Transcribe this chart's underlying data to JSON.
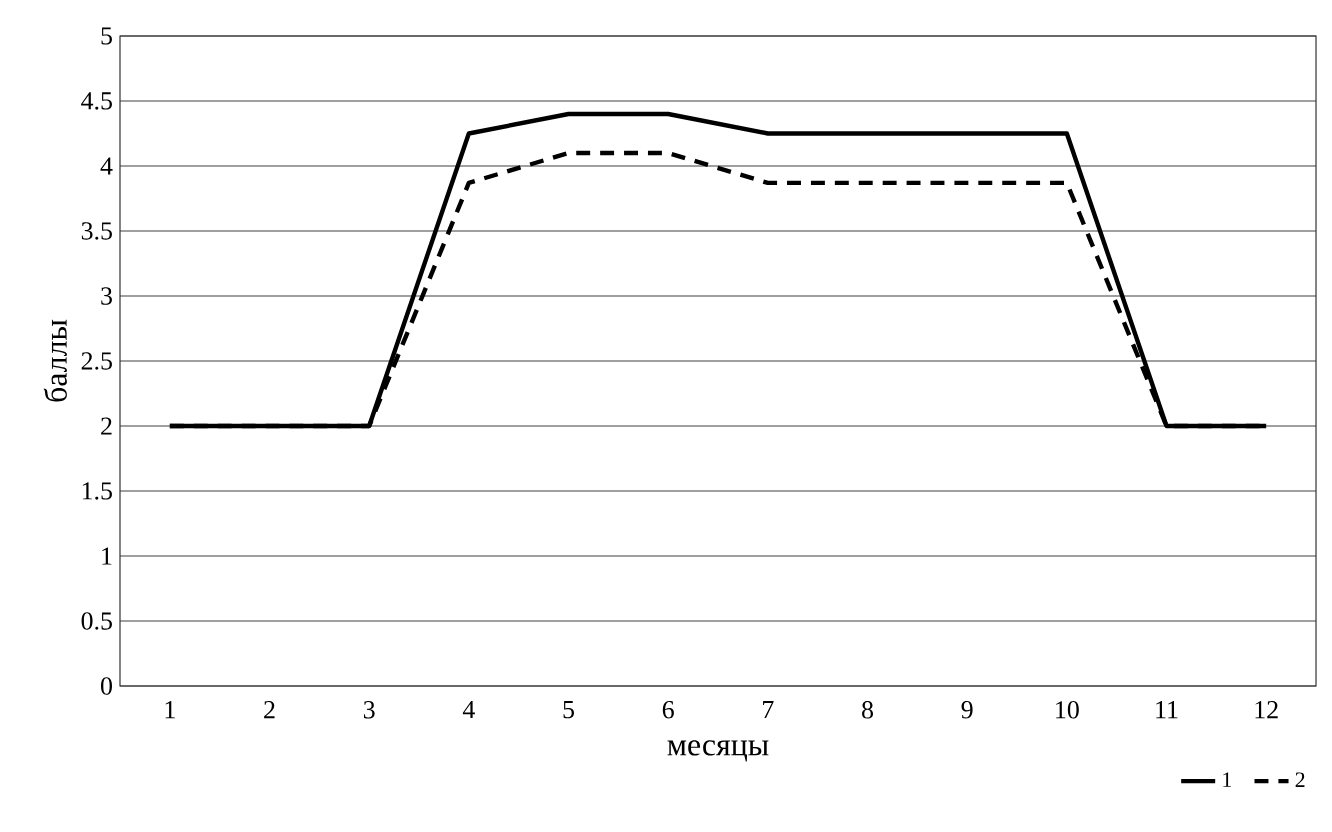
{
  "chart_data": {
    "type": "line",
    "xlabel": "месяцы",
    "ylabel": "баллы",
    "categories": [
      "1",
      "2",
      "3",
      "4",
      "5",
      "6",
      "7",
      "8",
      "9",
      "10",
      "11",
      "12"
    ],
    "series": [
      {
        "name": "1",
        "color": "#000000",
        "line_style": "solid",
        "values": [
          2,
          2,
          2,
          4.25,
          4.4,
          4.4,
          4.25,
          4.25,
          4.25,
          4.25,
          2,
          2
        ]
      },
      {
        "name": "2",
        "color": "#000000",
        "line_style": "dashed",
        "values": [
          2,
          2,
          2,
          3.87,
          4.1,
          4.1,
          3.87,
          3.87,
          3.87,
          3.87,
          2,
          2
        ]
      }
    ],
    "ylim": [
      0,
      5
    ],
    "yticks": [
      0,
      0.5,
      1,
      1.5,
      2,
      2.5,
      3,
      3.5,
      4,
      4.5,
      5
    ],
    "grid": "y",
    "legend": "bottom right",
    "marker": "none"
  }
}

**Task statement:** Exclude the images, then output the data above word for word.

**Task output:**
Transcribe this chart's underlying data to JSON.
{
  "chart_data": {
    "type": "line",
    "xlabel": "месяцы",
    "ylabel": "баллы",
    "categories": [
      "1",
      "2",
      "3",
      "4",
      "5",
      "6",
      "7",
      "8",
      "9",
      "10",
      "11",
      "12"
    ],
    "series": [
      {
        "name": "1",
        "color": "#000000",
        "line_style": "solid",
        "values": [
          2,
          2,
          2,
          4.25,
          4.4,
          4.4,
          4.25,
          4.25,
          4.25,
          4.25,
          2,
          2
        ]
      },
      {
        "name": "2",
        "color": "#000000",
        "line_style": "dashed",
        "values": [
          2,
          2,
          2,
          3.87,
          4.1,
          4.1,
          3.87,
          3.87,
          3.87,
          3.87,
          2,
          2
        ]
      }
    ],
    "ylim": [
      0,
      5
    ],
    "yticks": [
      0,
      0.5,
      1,
      1.5,
      2,
      2.5,
      3,
      3.5,
      4,
      4.5,
      5
    ],
    "grid": "y",
    "legend": "bottom right",
    "marker": "none"
  }
}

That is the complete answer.